Listings of boxed layout items:

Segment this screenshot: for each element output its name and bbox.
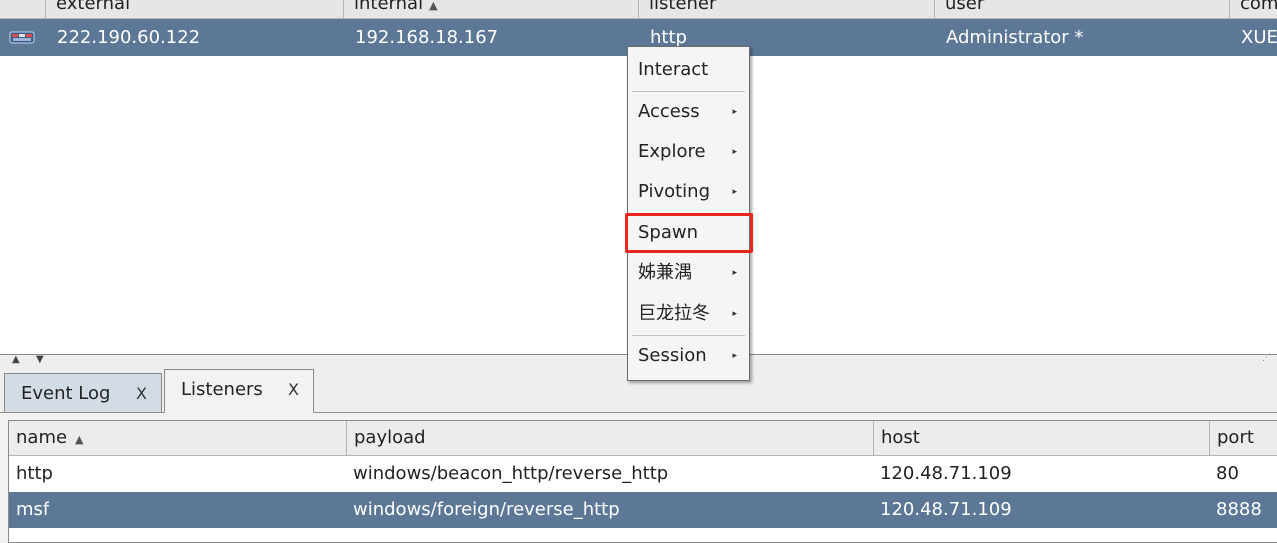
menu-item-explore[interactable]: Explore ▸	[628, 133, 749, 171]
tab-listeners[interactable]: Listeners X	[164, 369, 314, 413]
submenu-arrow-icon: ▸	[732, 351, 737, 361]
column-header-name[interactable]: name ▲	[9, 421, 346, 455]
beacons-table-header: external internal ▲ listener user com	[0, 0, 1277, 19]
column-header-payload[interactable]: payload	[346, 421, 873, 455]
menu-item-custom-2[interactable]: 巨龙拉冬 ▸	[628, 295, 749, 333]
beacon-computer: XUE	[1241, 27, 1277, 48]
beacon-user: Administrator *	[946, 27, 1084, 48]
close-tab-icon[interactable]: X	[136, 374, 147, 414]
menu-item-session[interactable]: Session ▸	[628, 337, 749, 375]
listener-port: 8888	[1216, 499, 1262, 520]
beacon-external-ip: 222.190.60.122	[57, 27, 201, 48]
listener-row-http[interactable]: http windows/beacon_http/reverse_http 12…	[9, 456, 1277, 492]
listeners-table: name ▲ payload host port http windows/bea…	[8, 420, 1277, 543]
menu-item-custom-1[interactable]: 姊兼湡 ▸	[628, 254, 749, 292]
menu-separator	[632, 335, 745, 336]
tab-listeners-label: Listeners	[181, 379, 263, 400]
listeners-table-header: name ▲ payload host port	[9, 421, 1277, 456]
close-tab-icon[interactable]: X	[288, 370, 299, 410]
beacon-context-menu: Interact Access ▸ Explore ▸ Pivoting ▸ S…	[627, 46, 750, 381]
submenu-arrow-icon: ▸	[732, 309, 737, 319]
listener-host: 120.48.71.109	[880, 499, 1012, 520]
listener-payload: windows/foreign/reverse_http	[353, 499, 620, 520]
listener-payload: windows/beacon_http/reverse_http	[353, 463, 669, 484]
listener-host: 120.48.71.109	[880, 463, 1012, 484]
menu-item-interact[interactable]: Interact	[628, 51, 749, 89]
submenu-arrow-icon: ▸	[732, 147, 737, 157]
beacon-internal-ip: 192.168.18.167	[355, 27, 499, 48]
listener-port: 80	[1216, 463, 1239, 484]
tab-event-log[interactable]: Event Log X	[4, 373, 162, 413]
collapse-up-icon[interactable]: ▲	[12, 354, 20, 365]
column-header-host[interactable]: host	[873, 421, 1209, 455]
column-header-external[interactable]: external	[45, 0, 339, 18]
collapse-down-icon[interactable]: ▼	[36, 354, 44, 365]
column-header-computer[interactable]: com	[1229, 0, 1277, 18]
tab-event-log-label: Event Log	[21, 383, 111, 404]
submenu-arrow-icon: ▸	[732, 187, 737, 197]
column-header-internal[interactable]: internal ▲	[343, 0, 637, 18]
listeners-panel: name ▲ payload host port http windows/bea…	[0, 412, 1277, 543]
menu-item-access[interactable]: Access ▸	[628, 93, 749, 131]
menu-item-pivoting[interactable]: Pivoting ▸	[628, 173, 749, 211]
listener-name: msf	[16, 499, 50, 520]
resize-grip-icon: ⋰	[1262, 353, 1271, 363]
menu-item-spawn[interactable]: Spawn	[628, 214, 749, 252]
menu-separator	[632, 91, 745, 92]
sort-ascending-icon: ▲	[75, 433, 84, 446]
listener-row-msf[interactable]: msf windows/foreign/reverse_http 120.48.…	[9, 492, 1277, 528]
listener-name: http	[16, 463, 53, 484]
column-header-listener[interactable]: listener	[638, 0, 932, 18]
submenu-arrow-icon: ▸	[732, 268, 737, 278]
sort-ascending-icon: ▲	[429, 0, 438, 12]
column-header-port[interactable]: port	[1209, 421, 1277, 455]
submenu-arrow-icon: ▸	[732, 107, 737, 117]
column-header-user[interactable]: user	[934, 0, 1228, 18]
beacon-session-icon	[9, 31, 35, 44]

...

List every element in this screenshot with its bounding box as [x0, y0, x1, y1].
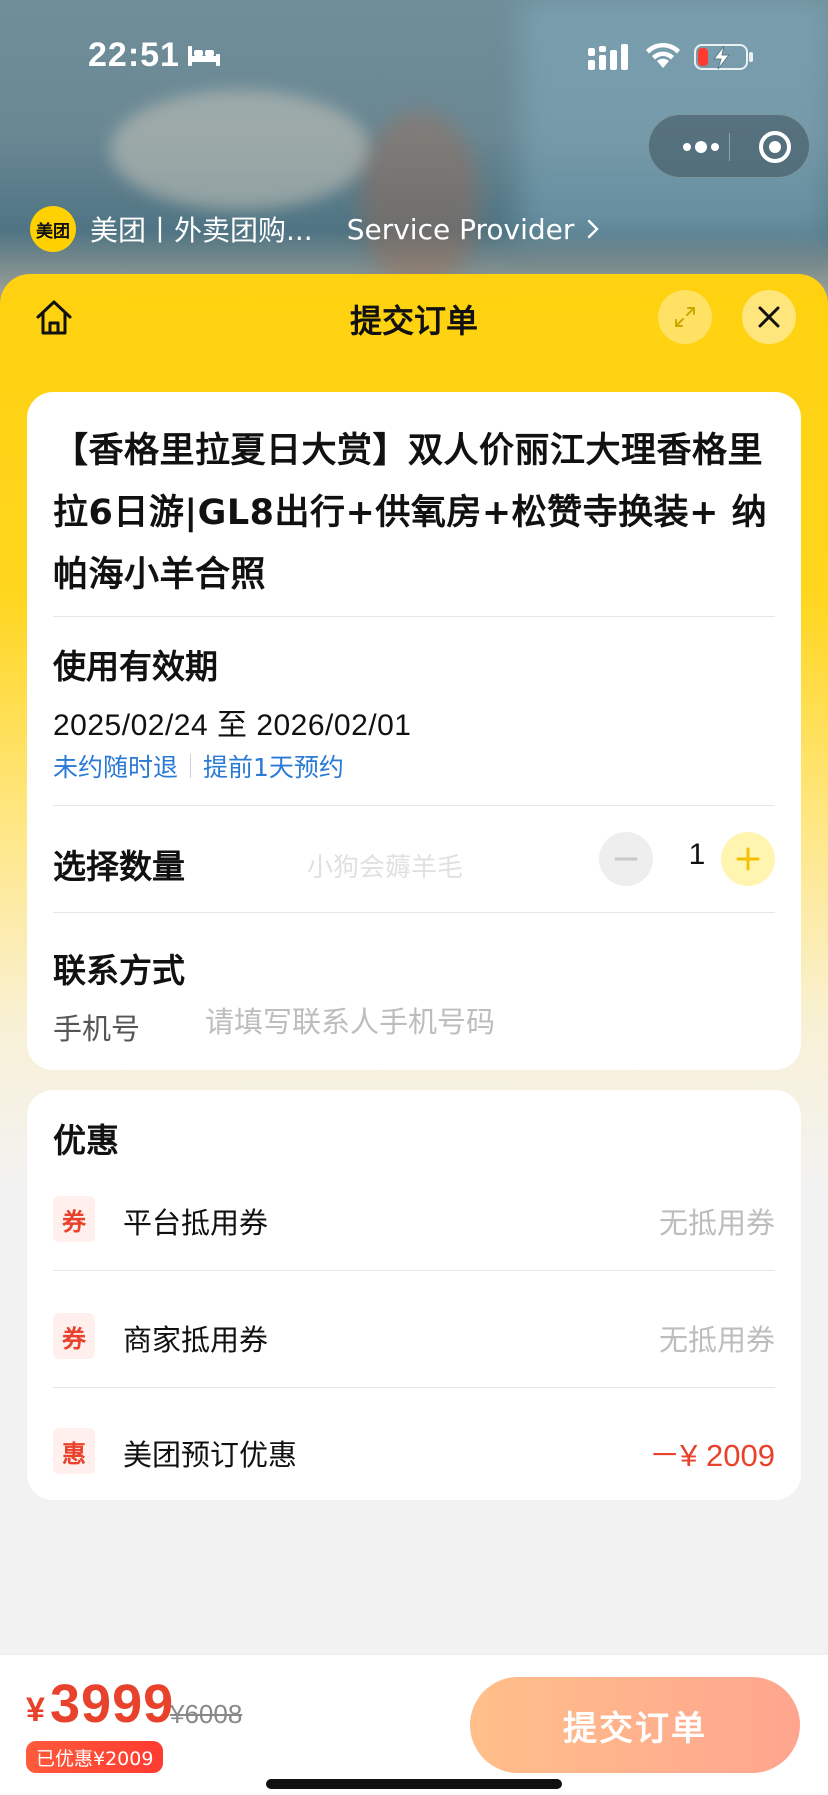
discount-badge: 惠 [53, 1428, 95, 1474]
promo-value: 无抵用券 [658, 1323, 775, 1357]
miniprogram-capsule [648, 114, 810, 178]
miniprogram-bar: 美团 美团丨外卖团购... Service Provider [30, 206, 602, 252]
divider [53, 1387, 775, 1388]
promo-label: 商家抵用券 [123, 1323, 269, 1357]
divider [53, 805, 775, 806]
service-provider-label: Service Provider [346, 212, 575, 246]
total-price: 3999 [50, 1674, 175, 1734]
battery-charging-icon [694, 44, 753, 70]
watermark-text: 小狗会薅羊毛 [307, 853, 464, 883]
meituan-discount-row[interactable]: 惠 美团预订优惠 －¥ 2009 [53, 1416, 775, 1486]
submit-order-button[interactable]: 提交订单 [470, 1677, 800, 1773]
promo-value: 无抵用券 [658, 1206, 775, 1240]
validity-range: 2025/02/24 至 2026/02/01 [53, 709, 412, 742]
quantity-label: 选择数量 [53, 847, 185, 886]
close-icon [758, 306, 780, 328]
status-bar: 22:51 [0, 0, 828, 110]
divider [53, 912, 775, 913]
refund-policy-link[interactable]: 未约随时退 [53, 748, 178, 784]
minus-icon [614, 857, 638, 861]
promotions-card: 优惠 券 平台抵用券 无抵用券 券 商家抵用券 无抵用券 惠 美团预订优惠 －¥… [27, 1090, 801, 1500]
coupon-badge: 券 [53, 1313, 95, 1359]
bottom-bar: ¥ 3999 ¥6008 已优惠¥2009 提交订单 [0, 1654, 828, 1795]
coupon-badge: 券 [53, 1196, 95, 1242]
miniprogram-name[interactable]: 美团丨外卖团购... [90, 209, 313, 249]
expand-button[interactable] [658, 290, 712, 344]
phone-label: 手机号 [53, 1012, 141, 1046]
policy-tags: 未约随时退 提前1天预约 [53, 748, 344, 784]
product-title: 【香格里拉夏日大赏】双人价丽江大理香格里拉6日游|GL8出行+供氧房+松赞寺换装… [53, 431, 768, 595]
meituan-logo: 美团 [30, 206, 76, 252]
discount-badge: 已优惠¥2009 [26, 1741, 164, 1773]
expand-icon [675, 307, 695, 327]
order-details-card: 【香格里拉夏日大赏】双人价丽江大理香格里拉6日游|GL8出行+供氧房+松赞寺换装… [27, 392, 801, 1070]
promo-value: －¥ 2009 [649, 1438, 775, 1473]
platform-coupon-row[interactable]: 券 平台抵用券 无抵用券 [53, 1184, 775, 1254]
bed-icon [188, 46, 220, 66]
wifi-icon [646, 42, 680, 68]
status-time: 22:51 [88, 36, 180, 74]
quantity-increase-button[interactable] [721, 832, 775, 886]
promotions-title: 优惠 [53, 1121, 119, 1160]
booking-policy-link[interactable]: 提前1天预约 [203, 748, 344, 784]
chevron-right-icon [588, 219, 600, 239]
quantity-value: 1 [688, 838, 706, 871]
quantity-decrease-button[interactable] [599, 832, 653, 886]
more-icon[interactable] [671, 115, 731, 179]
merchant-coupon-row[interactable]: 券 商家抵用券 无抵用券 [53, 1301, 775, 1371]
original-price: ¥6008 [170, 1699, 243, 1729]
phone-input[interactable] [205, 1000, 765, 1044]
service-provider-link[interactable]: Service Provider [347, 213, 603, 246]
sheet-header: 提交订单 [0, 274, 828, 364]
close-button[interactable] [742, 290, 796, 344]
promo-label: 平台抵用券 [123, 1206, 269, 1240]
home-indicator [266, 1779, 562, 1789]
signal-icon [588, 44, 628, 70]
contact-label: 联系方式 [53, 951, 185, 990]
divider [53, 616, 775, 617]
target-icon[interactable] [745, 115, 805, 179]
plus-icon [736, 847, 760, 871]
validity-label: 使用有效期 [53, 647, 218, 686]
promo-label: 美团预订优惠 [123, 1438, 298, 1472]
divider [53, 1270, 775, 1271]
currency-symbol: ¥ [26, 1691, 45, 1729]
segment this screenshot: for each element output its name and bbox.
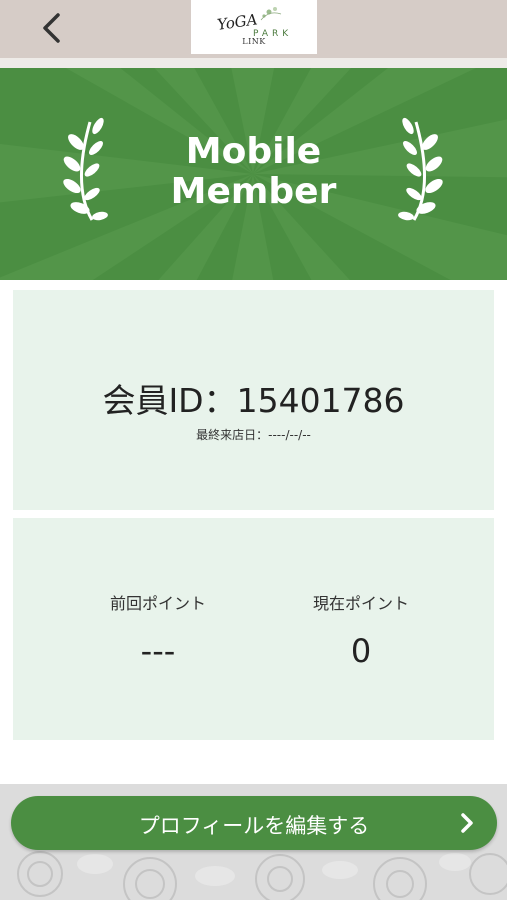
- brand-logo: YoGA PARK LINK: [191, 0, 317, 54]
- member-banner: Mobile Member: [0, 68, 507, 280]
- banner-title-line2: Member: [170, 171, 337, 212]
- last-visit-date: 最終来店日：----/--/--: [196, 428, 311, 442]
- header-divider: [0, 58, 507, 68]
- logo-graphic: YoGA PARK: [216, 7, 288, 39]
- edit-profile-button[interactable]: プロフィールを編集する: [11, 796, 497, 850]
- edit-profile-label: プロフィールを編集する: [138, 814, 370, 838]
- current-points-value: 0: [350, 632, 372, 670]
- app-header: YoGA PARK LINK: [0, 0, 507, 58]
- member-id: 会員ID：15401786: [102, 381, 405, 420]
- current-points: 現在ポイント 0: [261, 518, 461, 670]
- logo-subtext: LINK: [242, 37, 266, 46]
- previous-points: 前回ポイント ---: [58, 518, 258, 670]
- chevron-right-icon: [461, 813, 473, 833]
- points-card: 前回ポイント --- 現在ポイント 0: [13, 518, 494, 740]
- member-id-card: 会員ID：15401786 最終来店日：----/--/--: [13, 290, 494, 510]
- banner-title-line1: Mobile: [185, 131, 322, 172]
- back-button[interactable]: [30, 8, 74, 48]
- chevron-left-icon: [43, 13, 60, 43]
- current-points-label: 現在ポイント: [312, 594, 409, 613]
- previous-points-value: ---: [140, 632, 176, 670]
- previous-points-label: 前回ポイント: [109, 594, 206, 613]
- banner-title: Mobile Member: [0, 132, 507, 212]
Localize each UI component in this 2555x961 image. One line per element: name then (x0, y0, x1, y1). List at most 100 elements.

- [What this task involves]
Report each line above that contains the string "Service", copying every such line in full.

- [Written reply]
miniprogram-bar: 美团 美团丨外卖团购... Service Provider [30, 206, 602, 252]
service-provider-label: Service Provider [346, 212, 575, 246]
service-provider-link[interactable]: Service Provider [347, 213, 603, 246]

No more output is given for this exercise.